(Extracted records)
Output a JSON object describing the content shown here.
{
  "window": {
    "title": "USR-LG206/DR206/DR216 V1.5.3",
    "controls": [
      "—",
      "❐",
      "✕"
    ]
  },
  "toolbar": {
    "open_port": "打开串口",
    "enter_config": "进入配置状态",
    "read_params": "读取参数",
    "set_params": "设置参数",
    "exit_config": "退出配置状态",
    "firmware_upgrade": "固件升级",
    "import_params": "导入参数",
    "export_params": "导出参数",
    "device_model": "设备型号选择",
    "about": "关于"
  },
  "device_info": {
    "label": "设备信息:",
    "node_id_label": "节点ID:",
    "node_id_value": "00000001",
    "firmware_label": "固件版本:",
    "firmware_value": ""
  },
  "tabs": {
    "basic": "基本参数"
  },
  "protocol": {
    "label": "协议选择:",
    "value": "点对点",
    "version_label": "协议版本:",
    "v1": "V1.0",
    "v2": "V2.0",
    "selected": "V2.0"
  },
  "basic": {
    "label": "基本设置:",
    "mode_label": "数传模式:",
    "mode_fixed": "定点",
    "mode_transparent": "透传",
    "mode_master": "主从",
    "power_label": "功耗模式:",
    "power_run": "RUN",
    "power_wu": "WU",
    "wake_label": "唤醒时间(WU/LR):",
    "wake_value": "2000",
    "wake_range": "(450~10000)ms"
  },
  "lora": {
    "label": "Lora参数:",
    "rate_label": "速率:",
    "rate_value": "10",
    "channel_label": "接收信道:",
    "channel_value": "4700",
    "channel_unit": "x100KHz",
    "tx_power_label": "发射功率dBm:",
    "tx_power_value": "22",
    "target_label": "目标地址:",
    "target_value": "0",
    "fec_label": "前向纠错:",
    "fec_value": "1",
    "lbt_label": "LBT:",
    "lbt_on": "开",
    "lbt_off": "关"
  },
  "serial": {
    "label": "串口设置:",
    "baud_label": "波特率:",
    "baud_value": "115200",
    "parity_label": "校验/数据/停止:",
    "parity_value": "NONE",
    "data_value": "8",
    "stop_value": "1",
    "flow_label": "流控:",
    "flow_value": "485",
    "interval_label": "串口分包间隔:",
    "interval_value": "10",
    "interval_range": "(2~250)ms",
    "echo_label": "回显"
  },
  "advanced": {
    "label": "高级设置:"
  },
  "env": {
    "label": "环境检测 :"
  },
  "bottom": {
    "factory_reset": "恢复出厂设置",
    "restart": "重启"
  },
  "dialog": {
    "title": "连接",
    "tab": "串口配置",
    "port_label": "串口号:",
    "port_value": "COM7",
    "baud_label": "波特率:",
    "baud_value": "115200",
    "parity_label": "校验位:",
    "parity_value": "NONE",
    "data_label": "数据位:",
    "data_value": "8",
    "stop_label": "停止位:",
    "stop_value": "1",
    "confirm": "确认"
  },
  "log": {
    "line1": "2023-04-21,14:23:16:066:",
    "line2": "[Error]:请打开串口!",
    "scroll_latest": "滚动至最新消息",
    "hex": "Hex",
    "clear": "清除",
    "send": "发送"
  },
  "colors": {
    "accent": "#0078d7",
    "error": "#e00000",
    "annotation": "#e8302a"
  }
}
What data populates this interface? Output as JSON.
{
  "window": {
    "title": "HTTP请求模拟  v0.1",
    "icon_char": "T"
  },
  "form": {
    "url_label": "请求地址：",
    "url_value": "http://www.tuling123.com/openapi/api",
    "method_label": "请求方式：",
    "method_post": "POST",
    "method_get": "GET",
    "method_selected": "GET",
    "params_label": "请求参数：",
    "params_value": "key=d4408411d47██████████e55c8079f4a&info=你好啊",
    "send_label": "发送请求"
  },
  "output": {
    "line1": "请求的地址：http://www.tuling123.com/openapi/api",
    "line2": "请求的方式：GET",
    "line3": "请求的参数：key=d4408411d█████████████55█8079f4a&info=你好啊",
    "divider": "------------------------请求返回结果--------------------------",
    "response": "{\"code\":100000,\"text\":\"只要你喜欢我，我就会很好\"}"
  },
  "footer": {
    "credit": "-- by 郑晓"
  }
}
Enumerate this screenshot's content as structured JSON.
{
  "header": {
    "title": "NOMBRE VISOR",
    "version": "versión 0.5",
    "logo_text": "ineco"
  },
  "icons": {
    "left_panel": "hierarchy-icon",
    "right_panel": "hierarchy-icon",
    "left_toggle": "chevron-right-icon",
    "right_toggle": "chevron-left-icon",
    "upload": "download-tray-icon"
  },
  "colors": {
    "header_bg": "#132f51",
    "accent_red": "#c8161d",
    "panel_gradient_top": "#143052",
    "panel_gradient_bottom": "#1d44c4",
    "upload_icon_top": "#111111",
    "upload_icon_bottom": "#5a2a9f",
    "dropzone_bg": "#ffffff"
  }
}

What the task requires
Find all lines with "openapi" in them and copy each one.

Task solution
    "url_value": "http://www.tuling123.com/openapi/api",
    "line1": "请求的地址：http://www.tuling123.com/openapi/api",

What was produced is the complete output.